**Entries shown**.

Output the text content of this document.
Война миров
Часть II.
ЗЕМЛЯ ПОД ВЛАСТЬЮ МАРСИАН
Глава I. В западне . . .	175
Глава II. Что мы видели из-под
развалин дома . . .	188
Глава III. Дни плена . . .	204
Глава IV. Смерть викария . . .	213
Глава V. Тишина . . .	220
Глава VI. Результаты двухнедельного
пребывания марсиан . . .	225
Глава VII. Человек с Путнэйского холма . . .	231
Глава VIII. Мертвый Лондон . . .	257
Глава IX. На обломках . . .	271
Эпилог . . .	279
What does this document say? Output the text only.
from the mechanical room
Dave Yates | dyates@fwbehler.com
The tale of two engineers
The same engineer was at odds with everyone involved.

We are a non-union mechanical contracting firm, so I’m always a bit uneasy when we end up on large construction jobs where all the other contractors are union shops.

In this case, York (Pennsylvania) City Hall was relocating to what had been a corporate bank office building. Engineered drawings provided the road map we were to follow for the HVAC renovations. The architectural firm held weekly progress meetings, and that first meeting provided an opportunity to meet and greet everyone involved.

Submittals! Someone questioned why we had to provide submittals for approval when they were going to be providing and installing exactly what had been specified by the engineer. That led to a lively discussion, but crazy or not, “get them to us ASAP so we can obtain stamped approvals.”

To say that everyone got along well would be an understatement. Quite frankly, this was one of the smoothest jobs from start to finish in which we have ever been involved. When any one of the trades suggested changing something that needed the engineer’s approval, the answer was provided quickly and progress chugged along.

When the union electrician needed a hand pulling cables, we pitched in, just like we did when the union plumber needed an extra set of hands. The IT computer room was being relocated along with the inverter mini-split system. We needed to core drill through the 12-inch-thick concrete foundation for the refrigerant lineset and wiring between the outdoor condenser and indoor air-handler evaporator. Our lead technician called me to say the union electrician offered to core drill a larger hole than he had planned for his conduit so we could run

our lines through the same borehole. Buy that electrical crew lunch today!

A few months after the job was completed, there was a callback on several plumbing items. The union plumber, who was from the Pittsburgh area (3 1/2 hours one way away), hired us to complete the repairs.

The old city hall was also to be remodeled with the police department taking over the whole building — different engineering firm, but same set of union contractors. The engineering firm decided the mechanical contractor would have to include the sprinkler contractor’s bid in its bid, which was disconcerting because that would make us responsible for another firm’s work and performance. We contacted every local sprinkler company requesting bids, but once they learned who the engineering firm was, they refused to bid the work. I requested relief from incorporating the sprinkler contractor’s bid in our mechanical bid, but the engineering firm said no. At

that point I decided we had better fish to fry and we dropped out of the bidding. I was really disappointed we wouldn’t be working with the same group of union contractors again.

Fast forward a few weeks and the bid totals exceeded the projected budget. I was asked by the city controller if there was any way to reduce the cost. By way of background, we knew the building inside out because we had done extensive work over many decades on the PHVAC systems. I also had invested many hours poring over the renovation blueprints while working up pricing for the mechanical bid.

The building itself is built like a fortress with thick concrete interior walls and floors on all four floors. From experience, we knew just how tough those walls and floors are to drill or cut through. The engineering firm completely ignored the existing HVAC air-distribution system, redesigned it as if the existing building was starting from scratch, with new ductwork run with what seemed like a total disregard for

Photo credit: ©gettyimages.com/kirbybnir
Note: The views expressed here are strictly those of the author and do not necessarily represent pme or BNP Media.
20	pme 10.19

**Requirements**.
Collect the complete line wherever the string "everyone" appears in the records.

**Expected answer**.
The same engineer was at odds with everyone involved.
In this case, York (Pennsylvania) City Hall was relocating to what had been a corporate bank office building. Engineered drawings provided the road map we were to follow for the HVAC renovations. The architectural firm held weekly progress meetings, and that first meeting provided an opportunity to meet and greet everyone involved.
To say that everyone got along well would be an understatement. Quite frankly, this was one of the smoothest jobs from start to finish in which we have ever been involved. When any one of the trades suggested changing something that needed the engineer’s approval, the answer was provided quickly and progress chugged along.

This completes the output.